------ Available data

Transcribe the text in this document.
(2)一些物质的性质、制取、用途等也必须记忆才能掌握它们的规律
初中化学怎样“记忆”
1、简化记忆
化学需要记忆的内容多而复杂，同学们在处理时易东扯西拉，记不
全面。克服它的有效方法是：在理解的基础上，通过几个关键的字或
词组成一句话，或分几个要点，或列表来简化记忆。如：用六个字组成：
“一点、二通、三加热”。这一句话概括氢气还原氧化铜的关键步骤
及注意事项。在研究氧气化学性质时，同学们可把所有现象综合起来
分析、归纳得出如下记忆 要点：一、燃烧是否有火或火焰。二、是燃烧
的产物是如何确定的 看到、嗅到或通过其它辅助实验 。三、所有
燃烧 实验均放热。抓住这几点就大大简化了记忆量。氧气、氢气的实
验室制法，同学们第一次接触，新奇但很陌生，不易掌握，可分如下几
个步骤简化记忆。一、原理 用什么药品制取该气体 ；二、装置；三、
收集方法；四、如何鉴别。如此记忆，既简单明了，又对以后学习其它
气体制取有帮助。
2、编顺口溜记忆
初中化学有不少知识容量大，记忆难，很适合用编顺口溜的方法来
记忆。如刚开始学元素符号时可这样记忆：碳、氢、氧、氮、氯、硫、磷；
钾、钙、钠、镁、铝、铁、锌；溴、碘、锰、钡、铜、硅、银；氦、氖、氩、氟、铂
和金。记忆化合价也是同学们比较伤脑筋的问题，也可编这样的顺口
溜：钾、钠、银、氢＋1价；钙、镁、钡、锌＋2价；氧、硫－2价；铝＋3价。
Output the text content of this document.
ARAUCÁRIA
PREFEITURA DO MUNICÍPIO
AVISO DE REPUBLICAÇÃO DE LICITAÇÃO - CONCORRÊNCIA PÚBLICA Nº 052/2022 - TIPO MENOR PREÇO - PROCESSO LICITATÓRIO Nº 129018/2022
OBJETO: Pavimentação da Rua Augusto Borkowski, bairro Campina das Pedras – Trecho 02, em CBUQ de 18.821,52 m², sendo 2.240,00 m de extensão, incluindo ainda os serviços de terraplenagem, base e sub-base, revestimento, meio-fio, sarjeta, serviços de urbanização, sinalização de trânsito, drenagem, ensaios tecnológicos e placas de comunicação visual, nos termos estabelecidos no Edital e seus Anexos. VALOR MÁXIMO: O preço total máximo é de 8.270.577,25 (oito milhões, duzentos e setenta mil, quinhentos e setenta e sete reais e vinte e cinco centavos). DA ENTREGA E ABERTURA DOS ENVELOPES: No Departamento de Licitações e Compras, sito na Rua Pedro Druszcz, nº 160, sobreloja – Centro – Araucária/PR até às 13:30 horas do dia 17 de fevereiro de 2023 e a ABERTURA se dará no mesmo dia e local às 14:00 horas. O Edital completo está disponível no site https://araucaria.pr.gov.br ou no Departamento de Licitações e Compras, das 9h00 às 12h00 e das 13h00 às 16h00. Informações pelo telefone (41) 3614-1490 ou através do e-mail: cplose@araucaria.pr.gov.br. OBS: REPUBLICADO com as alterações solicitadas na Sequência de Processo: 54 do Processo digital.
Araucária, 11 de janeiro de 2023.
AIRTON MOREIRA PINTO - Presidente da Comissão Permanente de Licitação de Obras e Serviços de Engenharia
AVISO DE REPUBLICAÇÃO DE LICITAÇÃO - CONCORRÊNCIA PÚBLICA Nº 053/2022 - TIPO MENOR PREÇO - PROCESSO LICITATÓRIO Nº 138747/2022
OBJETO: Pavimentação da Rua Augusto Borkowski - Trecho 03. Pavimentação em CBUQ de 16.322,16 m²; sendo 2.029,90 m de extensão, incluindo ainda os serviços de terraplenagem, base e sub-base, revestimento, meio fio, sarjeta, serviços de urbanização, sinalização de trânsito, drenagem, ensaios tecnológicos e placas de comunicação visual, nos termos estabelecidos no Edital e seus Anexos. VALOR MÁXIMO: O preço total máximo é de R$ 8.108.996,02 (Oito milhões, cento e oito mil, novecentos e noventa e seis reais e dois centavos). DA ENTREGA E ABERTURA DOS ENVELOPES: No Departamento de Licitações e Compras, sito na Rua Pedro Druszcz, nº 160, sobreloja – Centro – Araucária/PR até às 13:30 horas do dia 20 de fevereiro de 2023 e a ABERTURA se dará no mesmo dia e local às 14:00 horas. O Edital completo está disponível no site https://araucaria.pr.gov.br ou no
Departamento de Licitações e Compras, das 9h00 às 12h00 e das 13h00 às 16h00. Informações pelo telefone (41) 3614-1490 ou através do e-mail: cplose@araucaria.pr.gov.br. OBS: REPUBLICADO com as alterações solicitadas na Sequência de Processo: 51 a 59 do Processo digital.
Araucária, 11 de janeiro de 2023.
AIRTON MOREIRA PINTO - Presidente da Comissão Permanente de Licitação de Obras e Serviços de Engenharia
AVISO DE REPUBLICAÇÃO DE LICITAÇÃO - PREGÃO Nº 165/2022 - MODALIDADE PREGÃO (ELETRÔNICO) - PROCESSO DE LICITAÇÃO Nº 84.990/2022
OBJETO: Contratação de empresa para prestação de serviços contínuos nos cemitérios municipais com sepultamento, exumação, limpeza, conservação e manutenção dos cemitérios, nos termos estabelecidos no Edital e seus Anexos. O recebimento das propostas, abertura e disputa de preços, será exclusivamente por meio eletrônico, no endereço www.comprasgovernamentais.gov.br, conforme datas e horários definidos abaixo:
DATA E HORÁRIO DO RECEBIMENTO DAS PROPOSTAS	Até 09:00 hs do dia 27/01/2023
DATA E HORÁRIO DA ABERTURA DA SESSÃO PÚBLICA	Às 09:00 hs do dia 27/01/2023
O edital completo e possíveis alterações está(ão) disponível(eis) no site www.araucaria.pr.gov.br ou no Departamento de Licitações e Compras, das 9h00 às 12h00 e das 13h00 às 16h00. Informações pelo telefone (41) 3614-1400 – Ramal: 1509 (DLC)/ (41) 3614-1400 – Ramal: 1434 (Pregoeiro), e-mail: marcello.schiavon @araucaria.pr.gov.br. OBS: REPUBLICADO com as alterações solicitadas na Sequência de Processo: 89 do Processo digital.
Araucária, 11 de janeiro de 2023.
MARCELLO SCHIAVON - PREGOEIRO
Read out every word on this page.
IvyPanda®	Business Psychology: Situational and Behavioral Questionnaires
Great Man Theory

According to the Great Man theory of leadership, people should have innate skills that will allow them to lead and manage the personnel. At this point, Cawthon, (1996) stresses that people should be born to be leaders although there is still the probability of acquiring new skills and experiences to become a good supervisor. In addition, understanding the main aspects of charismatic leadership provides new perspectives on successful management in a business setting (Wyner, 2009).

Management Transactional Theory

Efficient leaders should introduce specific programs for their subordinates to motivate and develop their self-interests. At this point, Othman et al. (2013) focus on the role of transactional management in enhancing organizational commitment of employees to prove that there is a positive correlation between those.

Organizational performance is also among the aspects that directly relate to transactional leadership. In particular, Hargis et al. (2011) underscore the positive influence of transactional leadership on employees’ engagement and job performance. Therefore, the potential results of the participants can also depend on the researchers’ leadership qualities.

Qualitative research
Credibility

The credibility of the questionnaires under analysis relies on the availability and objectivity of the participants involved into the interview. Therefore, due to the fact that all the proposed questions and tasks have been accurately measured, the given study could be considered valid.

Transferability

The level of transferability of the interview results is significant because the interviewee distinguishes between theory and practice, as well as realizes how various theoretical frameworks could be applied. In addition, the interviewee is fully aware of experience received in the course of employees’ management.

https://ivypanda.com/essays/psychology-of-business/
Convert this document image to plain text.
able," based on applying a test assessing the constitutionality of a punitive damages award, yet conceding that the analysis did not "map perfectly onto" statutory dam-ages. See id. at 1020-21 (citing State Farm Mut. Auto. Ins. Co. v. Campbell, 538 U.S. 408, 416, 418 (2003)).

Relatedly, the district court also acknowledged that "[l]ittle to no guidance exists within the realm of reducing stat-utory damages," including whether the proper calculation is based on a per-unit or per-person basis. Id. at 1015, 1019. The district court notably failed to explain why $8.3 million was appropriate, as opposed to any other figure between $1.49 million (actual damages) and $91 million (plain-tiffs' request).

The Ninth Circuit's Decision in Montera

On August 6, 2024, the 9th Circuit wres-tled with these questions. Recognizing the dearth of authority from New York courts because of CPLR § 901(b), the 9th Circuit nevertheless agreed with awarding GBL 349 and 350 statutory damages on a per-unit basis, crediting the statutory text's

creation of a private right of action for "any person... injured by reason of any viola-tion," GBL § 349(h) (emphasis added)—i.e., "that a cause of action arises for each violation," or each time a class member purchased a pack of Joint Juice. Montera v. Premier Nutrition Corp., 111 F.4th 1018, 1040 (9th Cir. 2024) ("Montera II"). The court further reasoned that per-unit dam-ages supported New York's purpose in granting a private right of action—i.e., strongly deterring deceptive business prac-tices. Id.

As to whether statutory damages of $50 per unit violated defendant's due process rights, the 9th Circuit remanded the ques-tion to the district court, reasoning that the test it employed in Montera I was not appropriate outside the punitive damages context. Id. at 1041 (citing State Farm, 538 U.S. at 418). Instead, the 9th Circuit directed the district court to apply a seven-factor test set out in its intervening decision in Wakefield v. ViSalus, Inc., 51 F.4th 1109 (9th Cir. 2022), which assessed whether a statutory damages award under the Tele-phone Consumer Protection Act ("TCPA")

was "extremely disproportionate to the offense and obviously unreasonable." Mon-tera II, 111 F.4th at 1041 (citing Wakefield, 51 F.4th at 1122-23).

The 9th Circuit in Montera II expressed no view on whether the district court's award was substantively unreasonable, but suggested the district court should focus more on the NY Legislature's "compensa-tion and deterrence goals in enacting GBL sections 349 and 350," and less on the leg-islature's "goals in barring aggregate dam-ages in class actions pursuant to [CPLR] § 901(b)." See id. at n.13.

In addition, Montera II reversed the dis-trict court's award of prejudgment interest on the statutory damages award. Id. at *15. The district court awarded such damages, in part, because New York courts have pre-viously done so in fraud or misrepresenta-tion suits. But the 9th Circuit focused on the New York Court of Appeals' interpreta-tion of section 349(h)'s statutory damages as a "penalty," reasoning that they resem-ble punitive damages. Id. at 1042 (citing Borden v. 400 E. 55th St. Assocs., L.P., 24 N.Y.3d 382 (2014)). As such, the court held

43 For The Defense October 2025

------------

From the listing above, report the number of lines containing the string "participants", without any accompanying remarks.

Result for this exercise:
2